Directions:
1. Reproduce everything in the satire piece from "Ronald G. Bump took" down to "a Gotham-friendly light?".
2. Decide whether each statement agrees with the satire piece, answering yes or no and quoting the deciding words: (a) Bump took the oath as the 74th president of Gotham on January 20. (b) The team clarified that 16 million January 6 rioters were released. (c) A Gotham resident says the police made her plant trees during her jail time.

Provided passage:
- - - - -

Satire: Ronald G. Bump Does More on 8 Days Than Any Other President Did in 8 Years

Tanzina Tuba for TWH

Ronald G. Bump took oath as the 74th president of Gotham on January 20. It’s only been eight days or so and he has accomplished so much in that time it puts all his predecessors to shame. In his own words, he sees “light shining all over the world after the presidency.” Was he talking about the Bat signal turning into a Gotham-friendly light?

 

Something you shouldn’t know: The G in the name is for Giant but we’re not supposed to spell it out on paper because when we do, the name often sounds too real for those concerned with “humanity.” Propagandists often call him a giant bump in the road to humankind’s progress; “millions” of propagandists. We don’t want to side with them, do we?

 

Anyhow, let’s get back to the topic of the new presidency. The TWH team has interviewed millions of Gotham thugs. One of them said, “We’ve waited far too long for a president that truly represents the real citizens of Gotham — the convicted felons.” This is actually true as Mr. Bump is the first president who’s also a convicted felon. Our interviewee continued, “It was his duty to release the January 6 rioters on the first day in office. [Whispering: Was it 16 hundred or million?]” Our team later clarified that this was an exception where the president didn’t use the word million with his signature accent and the count was 1,600-ish. 

 

Another Gotham resident weighed in on the matter, “Beating the police is our civil right. I remember that time the police arrested me after Batman beat me up. They made me plant trees during my jail time. What an atrocity!”

 

Being an anti-environmentalist activist, she went on praising the end of green initiatives from the former administration: “There’s finally someone who calls a spade a spade. It really was the “Green New Scam,” and I thank the thug-in-chief for his executive order to end the measures. Thug-in-chief is his official title, right?”

- - - - -

Available data:
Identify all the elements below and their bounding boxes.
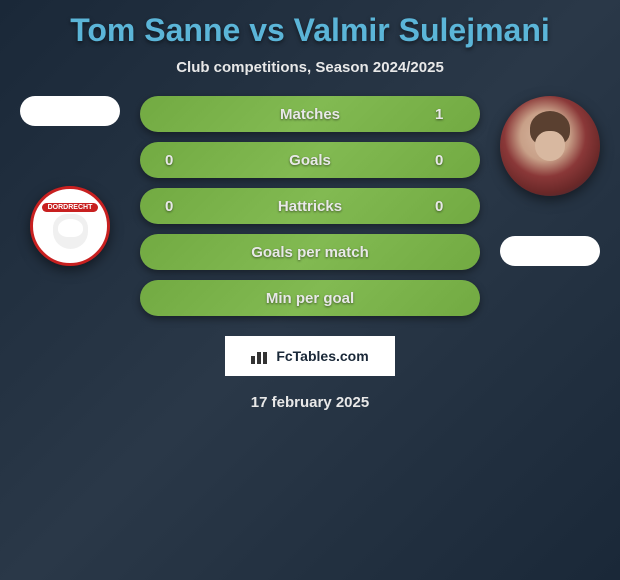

- - - - -

Answers for this exercise:
1.
Ronald G. Bump took oath as the 74th president of Gotham on January 20. It’s only been eight days or so and he has accomplished so much in that time it puts all his predecessors to shame. In his own words, he sees “light shining all over the world after the presidency.” Was he talking about the Bat signal turning into a Gotham-friendly light?

2.
(a) Yes: "Ronald G. Bump took oath as the 74th president of Gotham on January 20."
(b) No: "the count was 1,600-ish."
(c) Yes: "They made me plant trees during my jail time."